Your goal
Reproduce every entry in the listing without alteration.

Data to use
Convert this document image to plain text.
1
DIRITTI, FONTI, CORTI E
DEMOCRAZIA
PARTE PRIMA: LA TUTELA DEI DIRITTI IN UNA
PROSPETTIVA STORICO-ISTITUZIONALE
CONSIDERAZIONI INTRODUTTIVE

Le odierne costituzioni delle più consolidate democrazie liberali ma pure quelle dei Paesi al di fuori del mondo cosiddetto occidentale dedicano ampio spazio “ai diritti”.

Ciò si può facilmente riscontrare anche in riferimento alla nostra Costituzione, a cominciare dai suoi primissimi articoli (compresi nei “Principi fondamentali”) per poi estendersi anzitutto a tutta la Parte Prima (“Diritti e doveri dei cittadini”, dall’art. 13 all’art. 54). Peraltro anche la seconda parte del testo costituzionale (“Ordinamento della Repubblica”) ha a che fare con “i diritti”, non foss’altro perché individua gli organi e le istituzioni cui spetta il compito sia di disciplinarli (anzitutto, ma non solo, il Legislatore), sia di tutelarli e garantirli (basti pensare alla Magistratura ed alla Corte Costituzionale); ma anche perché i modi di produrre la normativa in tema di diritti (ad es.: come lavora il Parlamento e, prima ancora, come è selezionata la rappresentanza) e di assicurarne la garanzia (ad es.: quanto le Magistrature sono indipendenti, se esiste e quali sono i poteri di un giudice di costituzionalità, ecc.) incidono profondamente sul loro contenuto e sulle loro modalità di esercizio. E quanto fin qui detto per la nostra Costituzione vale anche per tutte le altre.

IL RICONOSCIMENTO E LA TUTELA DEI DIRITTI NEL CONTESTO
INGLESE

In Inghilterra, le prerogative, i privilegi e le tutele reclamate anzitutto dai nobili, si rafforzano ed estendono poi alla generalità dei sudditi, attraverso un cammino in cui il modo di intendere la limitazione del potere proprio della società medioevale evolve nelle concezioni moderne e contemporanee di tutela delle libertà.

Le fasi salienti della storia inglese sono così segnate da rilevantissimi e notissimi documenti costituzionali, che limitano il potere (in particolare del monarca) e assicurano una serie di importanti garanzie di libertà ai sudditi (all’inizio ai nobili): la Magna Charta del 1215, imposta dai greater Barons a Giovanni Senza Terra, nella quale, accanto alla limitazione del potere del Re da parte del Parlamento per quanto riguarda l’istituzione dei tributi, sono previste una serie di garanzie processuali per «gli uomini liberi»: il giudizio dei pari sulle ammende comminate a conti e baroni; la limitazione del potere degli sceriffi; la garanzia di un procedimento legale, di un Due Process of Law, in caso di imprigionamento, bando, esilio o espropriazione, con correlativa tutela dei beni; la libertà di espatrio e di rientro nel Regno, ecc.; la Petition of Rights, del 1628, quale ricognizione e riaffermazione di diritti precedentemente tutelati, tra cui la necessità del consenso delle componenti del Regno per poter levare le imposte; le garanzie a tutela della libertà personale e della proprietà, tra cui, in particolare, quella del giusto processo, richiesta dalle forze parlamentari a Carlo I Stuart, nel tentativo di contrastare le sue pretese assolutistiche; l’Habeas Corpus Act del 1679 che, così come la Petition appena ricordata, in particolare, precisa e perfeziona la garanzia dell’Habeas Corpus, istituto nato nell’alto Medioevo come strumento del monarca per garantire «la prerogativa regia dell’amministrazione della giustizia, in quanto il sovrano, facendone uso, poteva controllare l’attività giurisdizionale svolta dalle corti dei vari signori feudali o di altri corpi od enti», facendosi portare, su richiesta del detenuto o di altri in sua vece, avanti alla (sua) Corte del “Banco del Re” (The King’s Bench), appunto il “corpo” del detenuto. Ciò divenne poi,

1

Solution for this problem
Convert this document image to plain text.
1
DIRITTI, FONTI, CORTI E
DEMOCRAZIA
PARTE PRIMA: LA TUTELA DEI DIRITTI IN UNA
PROSPETTIVA STORICO-ISTITUZIONALE
CONSIDERAZIONI INTRODUTTIVE

Le odierne costituzioni delle più consolidate democrazie liberali ma pure quelle dei Paesi al di fuori del mondo cosiddetto occidentale dedicano ampio spazio “ai diritti”.

Ciò si può facilmente riscontrare anche in riferimento alla nostra Costituzione, a cominciare dai suoi primissimi articoli (compresi nei “Principi fondamentali”) per poi estendersi anzitutto a tutta la Parte Prima (“Diritti e doveri dei cittadini”, dall’art. 13 all’art. 54). Peraltro anche la seconda parte del testo costituzionale (“Ordinamento della Repubblica”) ha a che fare con “i diritti”, non foss’altro perché individua gli organi e le istituzioni cui spetta il compito sia di disciplinarli (anzitutto, ma non solo, il Legislatore), sia di tutelarli e garantirli (basti pensare alla Magistratura ed alla Corte Costituzionale); ma anche perché i modi di produrre la normativa in tema di diritti (ad es.: come lavora il Parlamento e, prima ancora, come è selezionata la rappresentanza) e di assicurarne la garanzia (ad es.: quanto le Magistrature sono indipendenti, se esiste e quali sono i poteri di un giudice di costituzionalità, ecc.) incidono profondamente sul loro contenuto e sulle loro modalità di esercizio. E quanto fin qui detto per la nostra Costituzione vale anche per tutte le altre.

IL RICONOSCIMENTO E LA TUTELA DEI DIRITTI NEL CONTESTO
INGLESE

In Inghilterra, le prerogative, i privilegi e le tutele reclamate anzitutto dai nobili, si rafforzano ed estendono poi alla generalità dei sudditi, attraverso un cammino in cui il modo di intendere la limitazione del potere proprio della società medioevale evolve nelle concezioni moderne e contemporanee di tutela delle libertà.

Le fasi salienti della storia inglese sono così segnate da rilevantissimi e notissimi documenti costituzionali, che limitano il potere (in particolare del monarca) e assicurano una serie di importanti garanzie di libertà ai sudditi (all’inizio ai nobili): la Magna Charta del 1215, imposta dai greater Barons a Giovanni Senza Terra, nella quale, accanto alla limitazione del potere del Re da parte del Parlamento per quanto riguarda l’istituzione dei tributi, sono previste una serie di garanzie processuali per «gli uomini liberi»: il giudizio dei pari sulle ammende comminate a conti e baroni; la limitazione del potere degli sceriffi; la garanzia di un procedimento legale, di un Due Process of Law, in caso di imprigionamento, bando, esilio o espropriazione, con correlativa tutela dei beni; la libertà di espatrio e di rientro nel Regno, ecc.; la Petition of Rights, del 1628, quale ricognizione e riaffermazione di diritti precedentemente tutelati, tra cui la necessità del consenso delle componenti del Regno per poter levare le imposte; le garanzie a tutela della libertà personale e della proprietà, tra cui, in particolare, quella del giusto processo, richiesta dalle forze parlamentari a Carlo I Stuart, nel tentativo di contrastare le sue pretese assolutistiche; l’Habeas Corpus Act del 1679 che, così come la Petition appena ricordata, in particolare, precisa e perfeziona la garanzia dell’Habeas Corpus, istituto nato nell’alto Medioevo come strumento del monarca per garantire «la prerogativa regia dell’amministrazione della giustizia, in quanto il sovrano, facendone uso, poteva controllare l’attività giurisdizionale svolta dalle corti dei vari signori feudali o di altri corpi od enti», facendosi portare, su richiesta del detenuto o di altri in sua vece, avanti alla (sua) Corte del “Banco del Re” (The King’s Bench), appunto il “corpo” del detenuto. Ciò divenne poi,

1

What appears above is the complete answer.